Given exercise: Can you extract the data verbatim, from its first line down to the line holding "isobar-label: 995 bbox=[540, 43, 559, 56]", with both of those lines included?

Records for the exercise:
────────────────────────────────────────

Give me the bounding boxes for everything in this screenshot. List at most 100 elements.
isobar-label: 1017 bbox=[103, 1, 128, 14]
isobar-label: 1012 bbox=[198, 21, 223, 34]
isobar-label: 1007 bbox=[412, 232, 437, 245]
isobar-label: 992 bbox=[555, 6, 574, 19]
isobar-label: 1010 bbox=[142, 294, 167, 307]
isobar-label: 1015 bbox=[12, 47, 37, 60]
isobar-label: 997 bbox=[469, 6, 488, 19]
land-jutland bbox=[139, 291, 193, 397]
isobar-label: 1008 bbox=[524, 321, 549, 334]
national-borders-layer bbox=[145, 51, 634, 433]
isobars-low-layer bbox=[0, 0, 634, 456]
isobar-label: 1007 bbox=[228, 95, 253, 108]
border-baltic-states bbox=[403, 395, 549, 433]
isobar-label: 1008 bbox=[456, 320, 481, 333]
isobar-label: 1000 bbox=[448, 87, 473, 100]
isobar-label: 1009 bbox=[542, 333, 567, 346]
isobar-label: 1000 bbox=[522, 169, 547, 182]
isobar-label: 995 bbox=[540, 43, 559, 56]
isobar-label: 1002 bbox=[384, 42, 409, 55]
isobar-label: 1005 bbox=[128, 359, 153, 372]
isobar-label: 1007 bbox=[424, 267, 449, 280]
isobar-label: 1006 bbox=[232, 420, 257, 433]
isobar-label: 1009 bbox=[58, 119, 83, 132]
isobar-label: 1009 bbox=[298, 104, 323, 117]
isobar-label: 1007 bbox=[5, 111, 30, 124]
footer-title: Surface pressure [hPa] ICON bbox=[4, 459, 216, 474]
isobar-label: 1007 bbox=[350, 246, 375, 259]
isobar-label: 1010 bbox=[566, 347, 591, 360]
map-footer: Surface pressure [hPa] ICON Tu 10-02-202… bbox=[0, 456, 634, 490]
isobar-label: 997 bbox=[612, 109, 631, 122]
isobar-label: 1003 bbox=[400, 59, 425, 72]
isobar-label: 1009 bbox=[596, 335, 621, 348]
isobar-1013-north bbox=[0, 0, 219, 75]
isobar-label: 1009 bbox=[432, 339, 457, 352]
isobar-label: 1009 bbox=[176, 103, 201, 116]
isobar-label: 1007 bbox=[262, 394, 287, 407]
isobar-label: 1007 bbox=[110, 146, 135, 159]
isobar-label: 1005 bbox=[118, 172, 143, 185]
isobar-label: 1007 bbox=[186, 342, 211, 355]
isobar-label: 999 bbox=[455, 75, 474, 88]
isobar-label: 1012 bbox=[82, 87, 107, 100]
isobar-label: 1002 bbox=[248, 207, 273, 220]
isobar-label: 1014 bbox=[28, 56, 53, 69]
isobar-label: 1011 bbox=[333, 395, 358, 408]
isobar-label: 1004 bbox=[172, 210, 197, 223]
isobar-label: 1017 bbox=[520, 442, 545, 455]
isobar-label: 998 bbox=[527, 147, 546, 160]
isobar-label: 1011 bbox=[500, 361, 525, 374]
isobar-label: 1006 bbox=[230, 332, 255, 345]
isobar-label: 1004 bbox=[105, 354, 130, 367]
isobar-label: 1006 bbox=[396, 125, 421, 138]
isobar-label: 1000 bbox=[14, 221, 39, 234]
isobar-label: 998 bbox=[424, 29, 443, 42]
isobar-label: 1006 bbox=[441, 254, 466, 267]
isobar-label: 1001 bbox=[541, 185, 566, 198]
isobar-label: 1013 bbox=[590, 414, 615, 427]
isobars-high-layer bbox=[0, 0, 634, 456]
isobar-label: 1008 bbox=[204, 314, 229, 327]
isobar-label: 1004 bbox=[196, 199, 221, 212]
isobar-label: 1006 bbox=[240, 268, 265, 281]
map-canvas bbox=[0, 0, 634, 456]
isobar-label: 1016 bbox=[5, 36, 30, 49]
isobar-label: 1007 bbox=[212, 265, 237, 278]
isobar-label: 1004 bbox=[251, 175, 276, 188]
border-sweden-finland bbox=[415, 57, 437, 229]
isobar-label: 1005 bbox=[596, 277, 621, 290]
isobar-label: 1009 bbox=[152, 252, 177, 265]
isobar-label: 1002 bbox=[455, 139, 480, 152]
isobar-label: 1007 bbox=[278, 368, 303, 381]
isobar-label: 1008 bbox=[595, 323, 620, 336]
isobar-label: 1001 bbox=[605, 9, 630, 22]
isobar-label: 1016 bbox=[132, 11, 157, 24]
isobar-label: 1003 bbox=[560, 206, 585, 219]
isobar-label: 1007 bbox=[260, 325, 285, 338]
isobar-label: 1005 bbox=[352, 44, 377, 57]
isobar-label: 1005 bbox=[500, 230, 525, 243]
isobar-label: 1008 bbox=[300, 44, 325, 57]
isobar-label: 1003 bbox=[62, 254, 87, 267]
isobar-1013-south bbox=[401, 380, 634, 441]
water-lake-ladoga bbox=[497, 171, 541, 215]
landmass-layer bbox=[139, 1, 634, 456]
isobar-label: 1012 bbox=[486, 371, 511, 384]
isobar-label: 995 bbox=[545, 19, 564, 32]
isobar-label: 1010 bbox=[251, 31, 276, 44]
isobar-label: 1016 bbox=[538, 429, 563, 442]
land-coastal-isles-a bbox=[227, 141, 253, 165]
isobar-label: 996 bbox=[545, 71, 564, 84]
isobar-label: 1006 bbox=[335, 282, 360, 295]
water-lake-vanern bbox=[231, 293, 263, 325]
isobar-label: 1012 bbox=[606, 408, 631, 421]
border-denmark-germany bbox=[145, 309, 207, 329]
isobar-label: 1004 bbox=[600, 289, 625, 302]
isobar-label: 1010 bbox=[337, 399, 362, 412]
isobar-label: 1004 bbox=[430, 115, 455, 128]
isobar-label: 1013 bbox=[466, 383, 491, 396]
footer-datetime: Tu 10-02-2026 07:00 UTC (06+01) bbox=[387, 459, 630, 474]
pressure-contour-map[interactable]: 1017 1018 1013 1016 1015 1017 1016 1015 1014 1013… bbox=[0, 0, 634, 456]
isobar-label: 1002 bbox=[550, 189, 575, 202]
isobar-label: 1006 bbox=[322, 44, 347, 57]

────────────────────────────────────────

The completed task:
Give me the bounding boxes for everything in this screenshot. List at most 100 elements.
isobar-label: 1017 bbox=[103, 1, 128, 14]
isobar-label: 1012 bbox=[198, 21, 223, 34]
isobar-label: 1007 bbox=[412, 232, 437, 245]
isobar-label: 992 bbox=[555, 6, 574, 19]
isobar-label: 1010 bbox=[142, 294, 167, 307]
isobar-label: 1015 bbox=[12, 47, 37, 60]
isobar-label: 997 bbox=[469, 6, 488, 19]
land-jutland bbox=[139, 291, 193, 397]
isobar-label: 1008 bbox=[524, 321, 549, 334]
national-borders-layer bbox=[145, 51, 634, 433]
isobars-low-layer bbox=[0, 0, 634, 456]
isobar-label: 1007 bbox=[228, 95, 253, 108]
border-baltic-states bbox=[403, 395, 549, 433]
isobar-label: 1008 bbox=[456, 320, 481, 333]
isobar-label: 1000 bbox=[448, 87, 473, 100]
isobar-label: 1009 bbox=[542, 333, 567, 346]
isobar-label: 1000 bbox=[522, 169, 547, 182]
isobar-label: 995 bbox=[540, 43, 559, 56]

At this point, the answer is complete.